Problem to solve> Can you write out the whole listing exactly?

----

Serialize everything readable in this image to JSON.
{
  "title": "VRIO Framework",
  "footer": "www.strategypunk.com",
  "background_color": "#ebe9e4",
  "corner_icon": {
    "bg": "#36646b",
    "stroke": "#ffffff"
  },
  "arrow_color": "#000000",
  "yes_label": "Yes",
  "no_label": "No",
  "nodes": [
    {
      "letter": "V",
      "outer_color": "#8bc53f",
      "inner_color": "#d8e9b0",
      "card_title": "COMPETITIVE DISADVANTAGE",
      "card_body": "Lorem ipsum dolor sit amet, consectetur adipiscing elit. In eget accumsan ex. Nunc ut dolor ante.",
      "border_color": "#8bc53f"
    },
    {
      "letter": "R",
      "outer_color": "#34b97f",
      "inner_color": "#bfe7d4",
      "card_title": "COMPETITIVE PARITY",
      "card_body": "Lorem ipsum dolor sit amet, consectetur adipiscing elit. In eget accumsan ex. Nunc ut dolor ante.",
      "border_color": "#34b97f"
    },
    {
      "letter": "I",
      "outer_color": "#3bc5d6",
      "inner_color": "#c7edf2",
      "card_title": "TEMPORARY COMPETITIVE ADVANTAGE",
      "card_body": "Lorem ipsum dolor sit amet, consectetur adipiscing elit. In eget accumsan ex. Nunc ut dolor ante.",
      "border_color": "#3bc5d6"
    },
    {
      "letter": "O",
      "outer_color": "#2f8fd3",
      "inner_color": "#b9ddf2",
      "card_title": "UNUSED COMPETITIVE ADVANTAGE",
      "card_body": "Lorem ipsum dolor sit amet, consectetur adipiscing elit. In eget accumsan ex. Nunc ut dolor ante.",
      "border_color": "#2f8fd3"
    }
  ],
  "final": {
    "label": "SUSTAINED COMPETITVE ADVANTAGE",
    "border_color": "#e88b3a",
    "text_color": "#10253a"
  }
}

----

Result of the exercise>
Serialize everything readable in this image to JSON.
{
  "title": "VRIO Framework",
  "footer": "www.strategypunk.com",
  "background_color": "#ebe9e4",
  "corner_icon": {
    "bg": "#36646b",
    "stroke": "#ffffff"
  },
  "arrow_color": "#000000",
  "yes_label": "Yes",
  "no_label": "No",
  "nodes": [
    {
      "letter": "V",
      "outer_color": "#8bc53f",
      "inner_color": "#d8e9b0",
      "card_title": "COMPETITIVE DISADVANTAGE",
      "card_body": "Lorem ipsum dolor sit amet, consectetur adipiscing elit. In eget accumsan ex. Nunc ut dolor ante.",
      "border_color": "#8bc53f"
    },
    {
      "letter": "R",
      "outer_color": "#34b97f",
      "inner_color": "#bfe7d4",
      "card_title": "COMPETITIVE PARITY",
      "card_body": "Lorem ipsum dolor sit amet, consectetur adipiscing elit. In eget accumsan ex. Nunc ut dolor ante.",
      "border_color": "#34b97f"
    },
    {
      "letter": "I",
      "outer_color": "#3bc5d6",
      "inner_color": "#c7edf2",
      "card_title": "TEMPORARY COMPETITIVE ADVANTAGE",
      "card_body": "Lorem ipsum dolor sit amet, consectetur adipiscing elit. In eget accumsan ex. Nunc ut dolor ante.",
      "border_color": "#3bc5d6"
    },
    {
      "letter": "O",
      "outer_color": "#2f8fd3",
      "inner_color": "#b9ddf2",
      "card_title": "UNUSED COMPETITIVE ADVANTAGE",
      "card_body": "Lorem ipsum dolor sit amet, consectetur adipiscing elit. In eget accumsan ex. Nunc ut dolor ante.",
      "border_color": "#2f8fd3"
    }
  ],
  "final": {
    "label": "SUSTAINED COMPETITVE ADVANTAGE",
    "border_color": "#e88b3a",
    "text_color": "#10253a"
  }
}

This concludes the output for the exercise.